WHAT YOU NEED TO DO: Rewrite the lines below as a numbered list, starting with the first line and going on through the line with "Where is each", and skip any blank lines. Leave the pictures out of your answer.

** Start EXTRACTED INFORMATION **

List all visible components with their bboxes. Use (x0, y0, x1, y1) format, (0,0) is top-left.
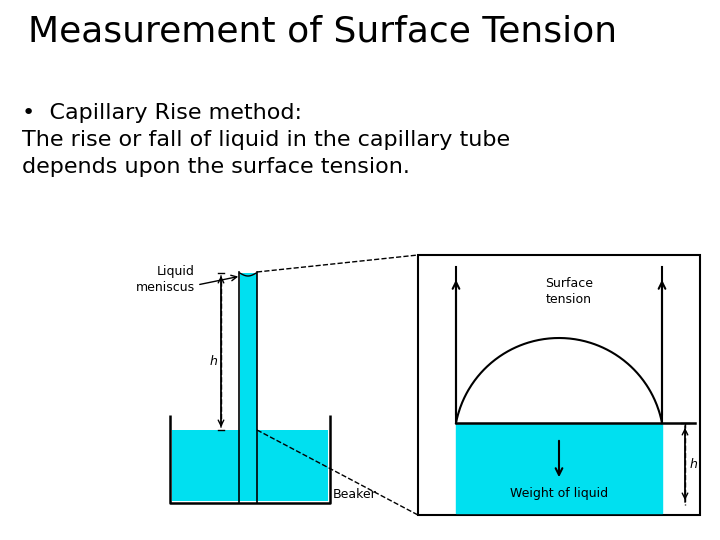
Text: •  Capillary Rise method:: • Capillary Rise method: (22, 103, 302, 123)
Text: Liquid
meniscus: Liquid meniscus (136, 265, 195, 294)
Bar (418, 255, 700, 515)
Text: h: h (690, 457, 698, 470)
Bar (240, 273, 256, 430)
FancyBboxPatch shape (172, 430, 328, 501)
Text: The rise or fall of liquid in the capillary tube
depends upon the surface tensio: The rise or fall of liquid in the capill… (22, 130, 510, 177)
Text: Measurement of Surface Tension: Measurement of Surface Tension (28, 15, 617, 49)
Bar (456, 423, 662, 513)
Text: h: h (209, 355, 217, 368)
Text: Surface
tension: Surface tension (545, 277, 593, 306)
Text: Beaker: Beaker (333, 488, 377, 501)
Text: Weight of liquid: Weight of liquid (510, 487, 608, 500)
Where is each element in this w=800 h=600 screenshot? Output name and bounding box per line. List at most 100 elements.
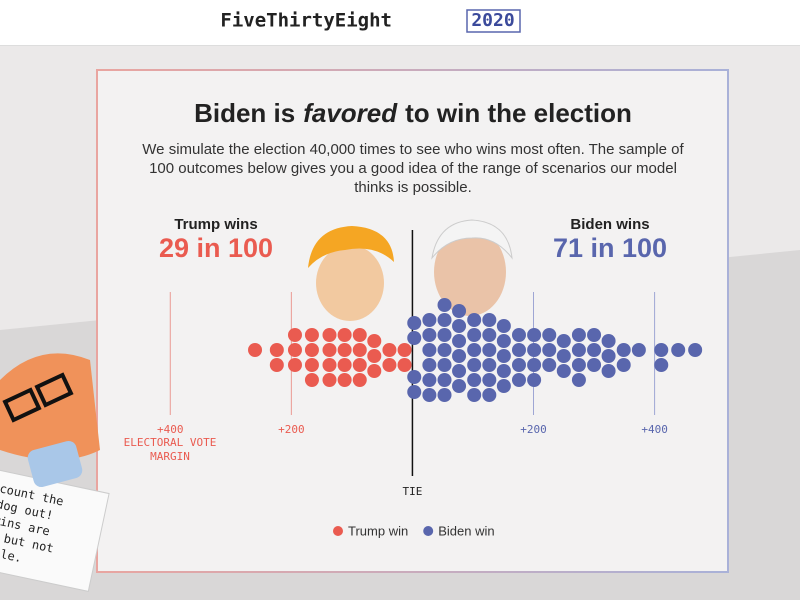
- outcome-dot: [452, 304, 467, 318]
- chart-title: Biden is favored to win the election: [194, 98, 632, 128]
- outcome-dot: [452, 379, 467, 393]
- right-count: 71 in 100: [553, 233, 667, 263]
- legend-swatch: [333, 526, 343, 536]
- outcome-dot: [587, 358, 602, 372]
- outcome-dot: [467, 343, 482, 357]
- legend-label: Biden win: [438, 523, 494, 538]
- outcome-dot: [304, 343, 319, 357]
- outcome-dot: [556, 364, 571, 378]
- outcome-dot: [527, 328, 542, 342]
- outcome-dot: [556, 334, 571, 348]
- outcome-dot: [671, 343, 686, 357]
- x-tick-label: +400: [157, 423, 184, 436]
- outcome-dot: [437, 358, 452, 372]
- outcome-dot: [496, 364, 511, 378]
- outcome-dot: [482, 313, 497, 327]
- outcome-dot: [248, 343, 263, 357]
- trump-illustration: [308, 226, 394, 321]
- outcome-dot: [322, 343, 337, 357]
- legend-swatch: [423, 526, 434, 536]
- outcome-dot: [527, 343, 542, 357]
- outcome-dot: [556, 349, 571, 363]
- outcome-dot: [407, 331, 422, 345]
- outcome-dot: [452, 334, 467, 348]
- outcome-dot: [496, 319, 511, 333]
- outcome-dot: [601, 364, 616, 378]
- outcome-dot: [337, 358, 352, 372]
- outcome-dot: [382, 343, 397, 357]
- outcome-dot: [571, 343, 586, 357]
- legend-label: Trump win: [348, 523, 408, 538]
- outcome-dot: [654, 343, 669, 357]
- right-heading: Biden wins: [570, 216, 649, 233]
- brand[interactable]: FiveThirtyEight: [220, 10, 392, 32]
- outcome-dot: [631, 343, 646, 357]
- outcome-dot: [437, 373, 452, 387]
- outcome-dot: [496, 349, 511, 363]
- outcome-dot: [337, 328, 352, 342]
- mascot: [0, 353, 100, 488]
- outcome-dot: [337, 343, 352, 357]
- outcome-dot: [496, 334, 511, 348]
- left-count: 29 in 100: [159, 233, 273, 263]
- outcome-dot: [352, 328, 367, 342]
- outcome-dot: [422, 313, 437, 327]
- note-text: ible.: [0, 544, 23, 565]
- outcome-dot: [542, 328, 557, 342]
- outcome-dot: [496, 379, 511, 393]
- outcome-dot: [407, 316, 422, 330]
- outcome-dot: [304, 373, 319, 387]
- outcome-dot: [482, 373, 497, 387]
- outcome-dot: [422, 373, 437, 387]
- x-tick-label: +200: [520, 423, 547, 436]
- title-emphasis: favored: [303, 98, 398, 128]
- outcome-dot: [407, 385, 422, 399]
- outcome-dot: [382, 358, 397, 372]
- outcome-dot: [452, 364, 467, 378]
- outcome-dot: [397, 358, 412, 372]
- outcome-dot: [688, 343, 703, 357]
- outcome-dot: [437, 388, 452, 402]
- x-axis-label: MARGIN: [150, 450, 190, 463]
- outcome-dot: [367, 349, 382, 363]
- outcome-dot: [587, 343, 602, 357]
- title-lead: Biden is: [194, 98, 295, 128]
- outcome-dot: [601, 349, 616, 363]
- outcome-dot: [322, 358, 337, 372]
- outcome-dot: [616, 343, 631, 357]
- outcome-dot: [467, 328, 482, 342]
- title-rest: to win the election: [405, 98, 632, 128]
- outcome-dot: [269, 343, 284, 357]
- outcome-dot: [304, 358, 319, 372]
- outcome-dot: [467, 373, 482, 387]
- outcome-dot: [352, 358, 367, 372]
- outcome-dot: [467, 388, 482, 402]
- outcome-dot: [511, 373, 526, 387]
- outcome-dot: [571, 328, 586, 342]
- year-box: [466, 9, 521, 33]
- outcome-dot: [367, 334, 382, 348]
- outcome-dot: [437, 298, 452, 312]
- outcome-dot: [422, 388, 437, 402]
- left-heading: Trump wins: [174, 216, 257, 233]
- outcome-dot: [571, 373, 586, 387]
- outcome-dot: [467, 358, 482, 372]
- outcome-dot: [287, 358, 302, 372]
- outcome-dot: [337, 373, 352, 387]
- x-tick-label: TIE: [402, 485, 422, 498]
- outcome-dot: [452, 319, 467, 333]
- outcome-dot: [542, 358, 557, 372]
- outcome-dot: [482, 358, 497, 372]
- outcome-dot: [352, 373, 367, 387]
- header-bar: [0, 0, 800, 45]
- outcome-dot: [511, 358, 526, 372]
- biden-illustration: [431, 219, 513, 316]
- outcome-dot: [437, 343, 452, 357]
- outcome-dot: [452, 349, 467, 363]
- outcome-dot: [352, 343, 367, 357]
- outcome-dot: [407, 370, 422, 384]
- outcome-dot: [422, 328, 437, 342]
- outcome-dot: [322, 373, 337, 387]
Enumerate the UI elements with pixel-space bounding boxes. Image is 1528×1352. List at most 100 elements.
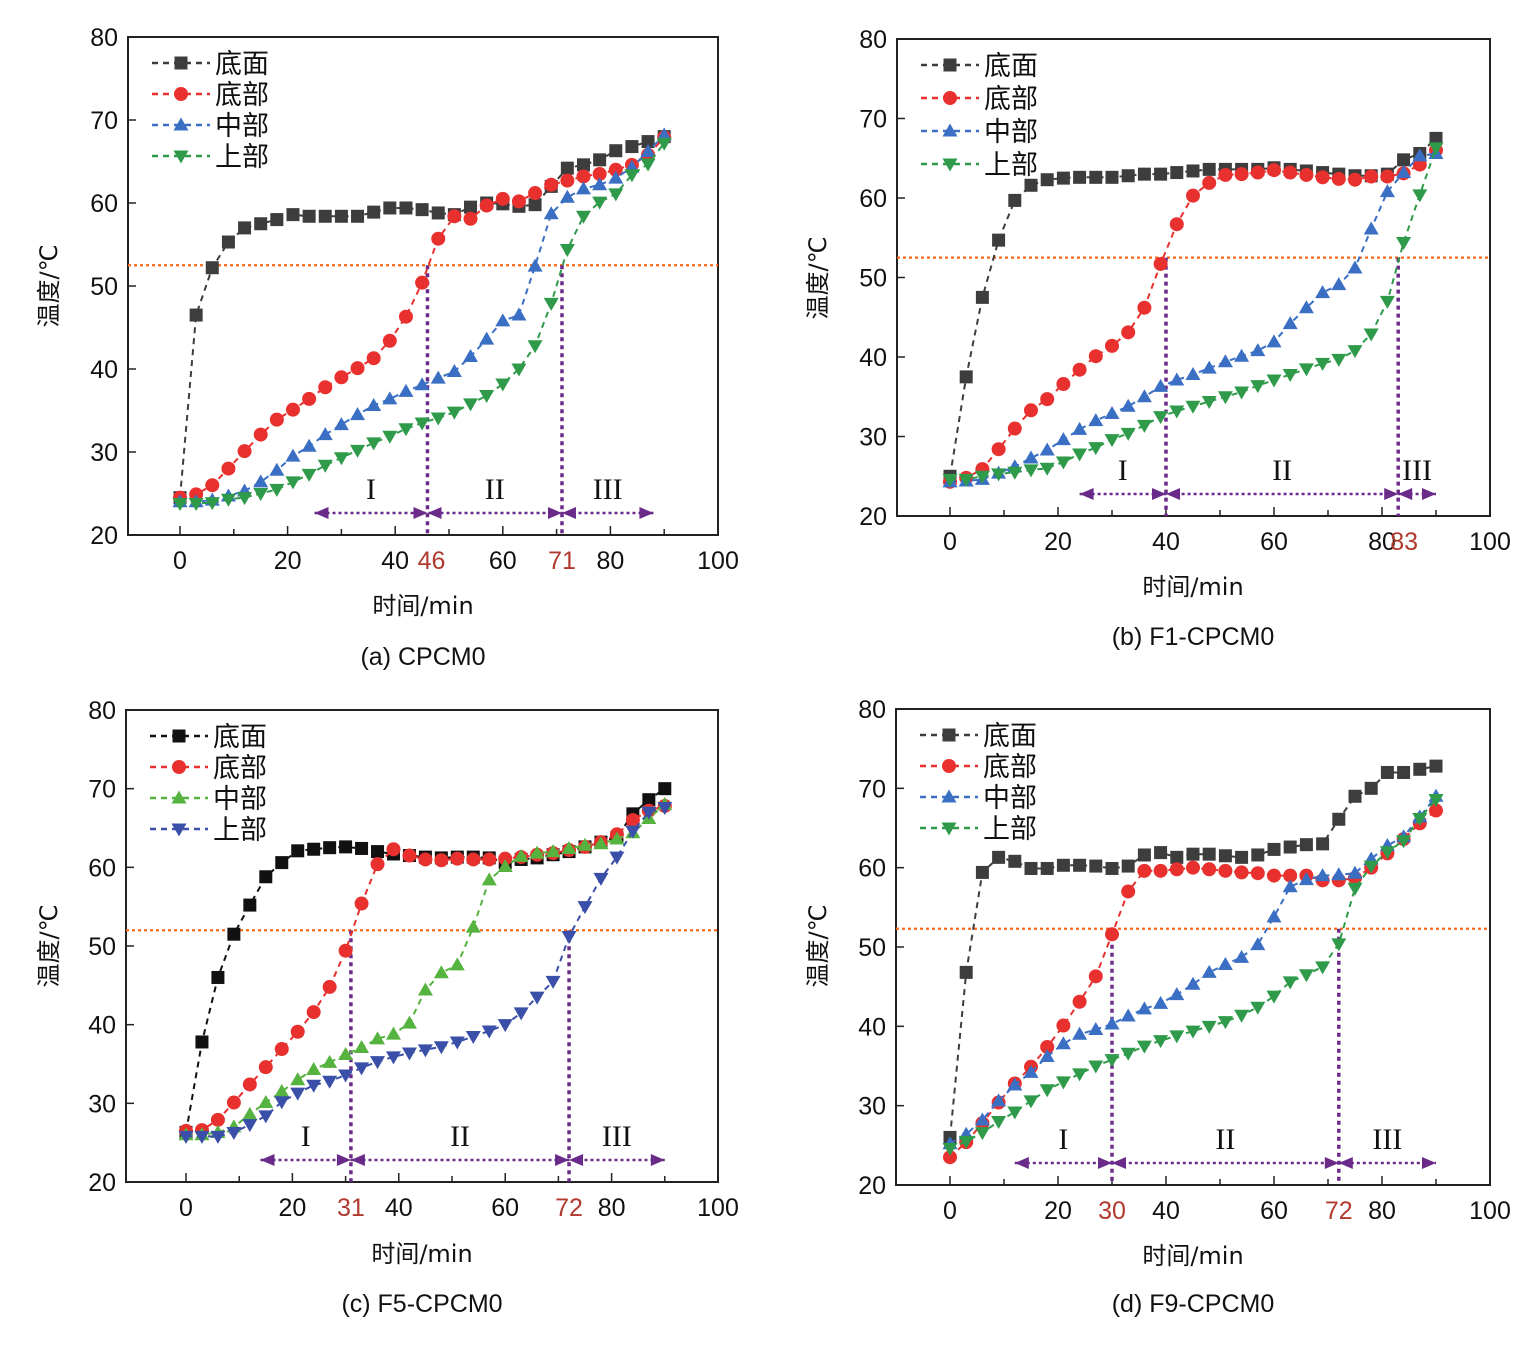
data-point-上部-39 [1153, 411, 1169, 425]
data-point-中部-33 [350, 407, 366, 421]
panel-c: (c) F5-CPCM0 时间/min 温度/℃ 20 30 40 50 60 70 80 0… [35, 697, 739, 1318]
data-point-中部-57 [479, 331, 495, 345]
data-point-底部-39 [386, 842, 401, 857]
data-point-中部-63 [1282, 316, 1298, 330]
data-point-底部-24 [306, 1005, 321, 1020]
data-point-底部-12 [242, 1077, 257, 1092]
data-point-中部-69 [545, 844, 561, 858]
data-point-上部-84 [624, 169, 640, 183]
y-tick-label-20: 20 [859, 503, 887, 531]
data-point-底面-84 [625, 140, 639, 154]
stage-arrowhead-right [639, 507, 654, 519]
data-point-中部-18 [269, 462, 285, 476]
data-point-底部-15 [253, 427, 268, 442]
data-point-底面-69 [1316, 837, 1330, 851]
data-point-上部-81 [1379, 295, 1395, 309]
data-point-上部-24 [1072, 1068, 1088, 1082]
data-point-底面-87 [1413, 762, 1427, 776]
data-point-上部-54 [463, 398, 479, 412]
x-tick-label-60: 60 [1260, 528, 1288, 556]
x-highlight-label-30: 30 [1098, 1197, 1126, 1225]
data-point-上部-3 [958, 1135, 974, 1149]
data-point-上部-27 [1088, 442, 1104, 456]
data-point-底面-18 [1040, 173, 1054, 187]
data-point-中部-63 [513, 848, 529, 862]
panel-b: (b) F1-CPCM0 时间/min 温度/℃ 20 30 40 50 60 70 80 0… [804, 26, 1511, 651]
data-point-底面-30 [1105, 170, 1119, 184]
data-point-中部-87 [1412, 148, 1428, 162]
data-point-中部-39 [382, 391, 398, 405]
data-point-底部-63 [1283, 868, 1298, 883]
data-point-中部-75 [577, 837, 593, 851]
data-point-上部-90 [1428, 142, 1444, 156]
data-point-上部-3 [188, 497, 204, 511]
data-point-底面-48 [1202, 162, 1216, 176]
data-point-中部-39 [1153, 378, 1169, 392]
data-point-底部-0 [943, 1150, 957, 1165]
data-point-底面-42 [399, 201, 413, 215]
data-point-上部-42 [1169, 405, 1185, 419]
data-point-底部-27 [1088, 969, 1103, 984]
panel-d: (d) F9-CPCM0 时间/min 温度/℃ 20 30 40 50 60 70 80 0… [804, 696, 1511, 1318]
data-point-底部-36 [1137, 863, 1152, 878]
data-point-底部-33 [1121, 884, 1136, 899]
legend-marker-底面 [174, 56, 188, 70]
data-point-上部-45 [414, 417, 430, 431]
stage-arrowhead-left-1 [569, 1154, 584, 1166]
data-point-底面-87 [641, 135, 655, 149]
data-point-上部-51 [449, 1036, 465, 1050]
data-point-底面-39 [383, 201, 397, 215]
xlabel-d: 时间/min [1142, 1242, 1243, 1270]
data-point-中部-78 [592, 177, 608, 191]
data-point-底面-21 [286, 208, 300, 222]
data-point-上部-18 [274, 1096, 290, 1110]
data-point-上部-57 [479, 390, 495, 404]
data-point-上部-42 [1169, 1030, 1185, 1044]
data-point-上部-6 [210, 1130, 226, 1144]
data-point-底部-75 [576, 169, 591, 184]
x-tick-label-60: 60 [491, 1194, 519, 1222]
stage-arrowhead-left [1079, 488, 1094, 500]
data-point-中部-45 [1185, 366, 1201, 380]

** End EXTRACTED INFORMATION **

WRITTEN REPLY:
1. List all visible components with their bboxes. Use (x0, y0, x1, y1) format, (0,0) is top-left.
2. Text: •  Capillary Rise method:: • Capillary Rise method: (22, 103, 302, 123)
3. Text: Liquid
4. meniscus: Liquid meniscus (136, 265, 195, 294)
5. Bar (418, 255, 700, 515)
6. Text: h: h (690, 457, 698, 470)
7. Bar (240, 273, 256, 430)
8. FancyBboxPatch shape (172, 430, 328, 501)
9. Text: The rise or fall of liquid in the capillary tube
10. depends upon the surface tensio: The rise or fall of liquid in the capill… (22, 130, 510, 177)
11. Text: Measurement of Surface Tension: Measurement of Surface Tension (28, 15, 617, 49)
12. Bar (456, 423, 662, 513)
13. Text: h: h (209, 355, 217, 368)
14. Text: Surface
15. tension: Surface tension (545, 277, 593, 306)
16. Text: Beaker: Beaker (333, 488, 377, 501)
17. Text: Weight of liquid: Weight of liquid (510, 487, 608, 500)
18. Where is each element in this w=800 h=600 screenshot? Output name and bounding box per line. List at most 100 elements.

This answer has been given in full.